## Stated problem
Filter these entries so that only lines with the word "page" remain.

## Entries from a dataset
>>

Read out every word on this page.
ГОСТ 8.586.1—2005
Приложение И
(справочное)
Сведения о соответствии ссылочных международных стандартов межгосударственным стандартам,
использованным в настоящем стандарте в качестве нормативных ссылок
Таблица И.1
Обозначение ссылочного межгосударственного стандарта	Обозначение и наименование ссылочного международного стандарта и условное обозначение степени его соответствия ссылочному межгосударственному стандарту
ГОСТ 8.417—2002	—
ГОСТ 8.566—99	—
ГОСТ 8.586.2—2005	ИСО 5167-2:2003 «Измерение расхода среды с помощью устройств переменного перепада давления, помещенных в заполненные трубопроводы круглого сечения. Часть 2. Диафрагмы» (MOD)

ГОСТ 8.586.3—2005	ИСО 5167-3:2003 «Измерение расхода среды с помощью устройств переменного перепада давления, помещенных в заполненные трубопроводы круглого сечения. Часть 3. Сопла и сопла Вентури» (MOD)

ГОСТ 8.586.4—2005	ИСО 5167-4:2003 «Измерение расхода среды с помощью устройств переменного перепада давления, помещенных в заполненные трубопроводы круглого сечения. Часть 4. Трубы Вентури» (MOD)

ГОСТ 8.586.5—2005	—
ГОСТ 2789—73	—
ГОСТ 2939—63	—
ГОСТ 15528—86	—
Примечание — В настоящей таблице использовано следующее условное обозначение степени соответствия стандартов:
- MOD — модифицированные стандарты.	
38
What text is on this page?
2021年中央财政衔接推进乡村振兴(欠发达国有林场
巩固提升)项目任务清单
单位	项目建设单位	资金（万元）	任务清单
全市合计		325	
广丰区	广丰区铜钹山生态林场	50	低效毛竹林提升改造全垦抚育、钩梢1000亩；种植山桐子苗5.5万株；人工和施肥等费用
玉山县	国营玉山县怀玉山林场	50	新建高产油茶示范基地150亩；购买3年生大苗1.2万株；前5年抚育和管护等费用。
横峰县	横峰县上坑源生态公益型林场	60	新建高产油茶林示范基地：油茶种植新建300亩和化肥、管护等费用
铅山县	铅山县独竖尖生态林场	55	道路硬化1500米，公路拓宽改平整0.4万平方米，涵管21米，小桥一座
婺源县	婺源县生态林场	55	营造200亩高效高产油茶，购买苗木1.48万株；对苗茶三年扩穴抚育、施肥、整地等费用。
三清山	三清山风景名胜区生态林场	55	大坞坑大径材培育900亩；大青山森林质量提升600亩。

<<

## Exercise output
Read out every word on this page.
What text is on this page?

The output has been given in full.